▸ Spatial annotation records
#####
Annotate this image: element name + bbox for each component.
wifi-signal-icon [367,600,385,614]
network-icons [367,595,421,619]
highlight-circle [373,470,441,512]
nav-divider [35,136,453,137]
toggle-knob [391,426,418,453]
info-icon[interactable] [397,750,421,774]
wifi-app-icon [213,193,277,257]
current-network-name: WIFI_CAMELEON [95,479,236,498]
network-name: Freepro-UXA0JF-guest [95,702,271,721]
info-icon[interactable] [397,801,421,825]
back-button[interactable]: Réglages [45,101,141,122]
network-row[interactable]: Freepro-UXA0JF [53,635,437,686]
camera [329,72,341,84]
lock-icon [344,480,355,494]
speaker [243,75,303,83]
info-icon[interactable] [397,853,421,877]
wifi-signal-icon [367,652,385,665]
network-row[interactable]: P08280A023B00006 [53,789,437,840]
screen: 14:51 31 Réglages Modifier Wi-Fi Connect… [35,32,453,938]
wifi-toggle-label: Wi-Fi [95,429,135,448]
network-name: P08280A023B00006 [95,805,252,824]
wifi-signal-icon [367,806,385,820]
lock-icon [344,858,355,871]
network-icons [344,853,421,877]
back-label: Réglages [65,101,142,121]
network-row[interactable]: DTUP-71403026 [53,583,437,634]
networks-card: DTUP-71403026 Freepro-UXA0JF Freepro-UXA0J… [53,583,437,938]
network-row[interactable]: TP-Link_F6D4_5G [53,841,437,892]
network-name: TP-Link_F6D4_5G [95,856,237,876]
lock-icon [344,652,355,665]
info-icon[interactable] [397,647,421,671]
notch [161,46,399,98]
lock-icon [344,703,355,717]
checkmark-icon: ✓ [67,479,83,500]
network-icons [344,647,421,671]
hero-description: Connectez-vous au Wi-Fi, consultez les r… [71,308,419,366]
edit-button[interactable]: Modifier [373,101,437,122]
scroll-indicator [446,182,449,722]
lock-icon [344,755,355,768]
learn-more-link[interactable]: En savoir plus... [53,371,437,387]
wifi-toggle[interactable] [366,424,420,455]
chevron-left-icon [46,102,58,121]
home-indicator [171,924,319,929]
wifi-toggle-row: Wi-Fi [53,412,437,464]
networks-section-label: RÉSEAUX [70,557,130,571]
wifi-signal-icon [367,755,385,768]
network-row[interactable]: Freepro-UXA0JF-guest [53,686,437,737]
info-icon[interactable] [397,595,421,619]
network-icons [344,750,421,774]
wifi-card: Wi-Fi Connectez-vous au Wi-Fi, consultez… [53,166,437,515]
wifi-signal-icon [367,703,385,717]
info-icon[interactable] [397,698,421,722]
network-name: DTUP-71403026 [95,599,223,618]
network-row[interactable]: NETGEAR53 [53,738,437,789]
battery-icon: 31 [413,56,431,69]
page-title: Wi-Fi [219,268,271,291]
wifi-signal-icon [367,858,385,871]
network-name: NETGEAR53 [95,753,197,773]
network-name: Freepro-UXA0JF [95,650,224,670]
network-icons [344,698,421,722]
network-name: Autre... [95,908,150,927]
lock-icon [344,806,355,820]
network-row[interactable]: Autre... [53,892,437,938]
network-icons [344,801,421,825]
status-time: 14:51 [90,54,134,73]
#####
▸ TASK REQUIREMENTS
Please retype every one of the items above, keeping each line unchanged.

▸ SOLUTION
Annotate this image: element name + bbox for each component.
wifi-signal-icon [367,600,385,614]
network-icons [367,595,421,619]
highlight-circle [373,470,441,512]
nav-divider [35,136,453,137]
toggle-knob [391,426,418,453]
info-icon[interactable] [397,750,421,774]
wifi-app-icon [213,193,277,257]
current-network-name: WIFI_CAMELEON [95,479,236,498]
network-name: Freepro-UXA0JF-guest [95,702,271,721]
info-icon[interactable] [397,801,421,825]
back-button[interactable]: Réglages [45,101,141,122]
network-row[interactable]: Freepro-UXA0JF [53,635,437,686]
camera [329,72,341,84]
lock-icon [344,480,355,494]
speaker [243,75,303,83]
info-icon[interactable] [397,853,421,877]
wifi-signal-icon [367,652,385,665]
network-row[interactable]: P08280A023B00006 [53,789,437,840]
screen: 14:51 31 Réglages Modifier Wi-Fi Connect… [35,32,453,938]
wifi-toggle-label: Wi-Fi [95,429,135,448]
network-name: P08280A023B00006 [95,805,252,824]
wifi-signal-icon [367,806,385,820]
lock-icon [344,858,355,871]
network-icons [344,853,421,877]
back-label: Réglages [65,101,142,121]
network-row[interactable]: DTUP-71403026 [53,583,437,634]
networks-card: DTUP-71403026 Freepro-UXA0JF Freepro-UXA0J… [53,583,437,938]
network-row[interactable]: TP-Link_F6D4_5G [53,841,437,892]
network-name: TP-Link_F6D4_5G [95,856,237,876]
lock-icon [344,652,355,665]
info-icon[interactable] [397,647,421,671]
notch [161,46,399,98]
lock-icon [344,703,355,717]
checkmark-icon: ✓ [67,479,83,500]
network-icons [344,647,421,671]
hero-description: Connectez-vous au Wi-Fi, consultez les r… [71,308,419,366]
edit-button[interactable]: Modifier [373,101,437,122]
scroll-indicator [446,182,449,722]
lock-icon [344,755,355,768]
learn-more-link[interactable]: En savoir plus... [53,371,437,387]
wifi-toggle[interactable] [366,424,420,455]
chevron-left-icon [46,102,58,121]
home-indicator [171,924,319,929]
wifi-toggle-row: Wi-Fi [53,412,437,464]
networks-section-label: RÉSEAUX [70,557,130,571]
wifi-signal-icon [367,755,385,768]
network-row[interactable]: Freepro-UXA0JF-guest [53,686,437,737]
info-icon[interactable] [397,595,421,619]
network-icons [344,750,421,774]
wifi-card: Wi-Fi Connectez-vous au Wi-Fi, consultez… [53,166,437,515]
wifi-signal-icon [367,703,385,717]
info-icon[interactable] [397,698,421,722]
network-name: DTUP-71403026 [95,599,223,618]
network-row[interactable]: NETGEAR53 [53,738,437,789]
battery-icon: 31 [413,56,431,69]
page-title: Wi-Fi [219,268,271,291]
wifi-signal-icon [367,858,385,871]
network-name: NETGEAR53 [95,753,197,773]
network-name: Freepro-UXA0JF [95,650,224,670]
network-icons [344,698,421,722]
network-name: Autre... [95,908,150,927]
lock-icon [344,806,355,820]
network-row[interactable]: Autre... [53,892,437,938]
network-icons [344,801,421,825]
status-time: 14:51 [90,54,134,73]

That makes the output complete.